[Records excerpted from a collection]
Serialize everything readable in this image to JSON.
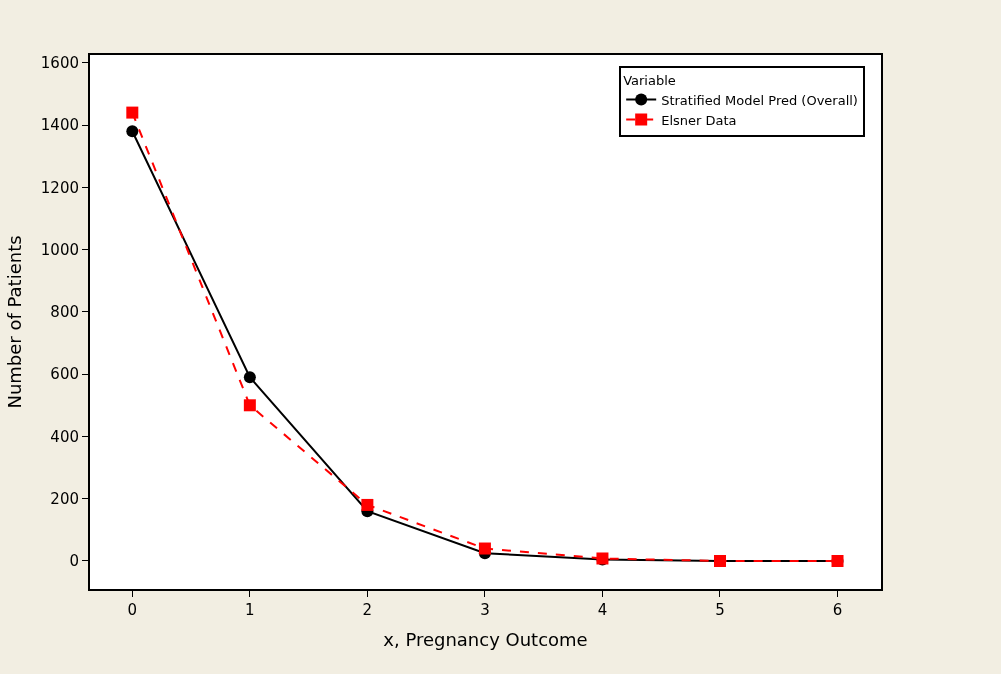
{
  "chart_data": {
    "type": "line",
    "xlabel": "x, Pregnancy Outcome",
    "ylabel": "Number of Patients",
    "legend_title": "Variable",
    "legend": "top right",
    "x": [
      0,
      1,
      2,
      3,
      4,
      5,
      6
    ],
    "series": [
      {
        "name": "Stratified Model Pred (Overall)",
        "color": "#000000",
        "marker": "circle",
        "line_style": "solid",
        "values": [
          1380,
          590,
          160,
          25,
          5,
          0,
          0
        ]
      },
      {
        "name": "Elsner Data",
        "color": "#ff0000",
        "marker": "square",
        "line_style": "dashed",
        "values": [
          1440,
          500,
          180,
          40,
          8,
          0,
          0
        ]
      }
    ],
    "xlim": [
      -0.36,
      6.37
    ],
    "ylim": [
      -90,
      1625
    ],
    "xticks": [
      0,
      1,
      2,
      3,
      4,
      5,
      6
    ],
    "yticks": [
      0,
      200,
      400,
      600,
      800,
      1000,
      1200,
      1400,
      1600
    ]
  }
}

- ASSIGNMENT:
Every line in the data that holds the string "name" should be returned.

- SOLVED PROBLEM:
        "name": "Stratified Model Pred (Overall)",
        "name": "Elsner Data",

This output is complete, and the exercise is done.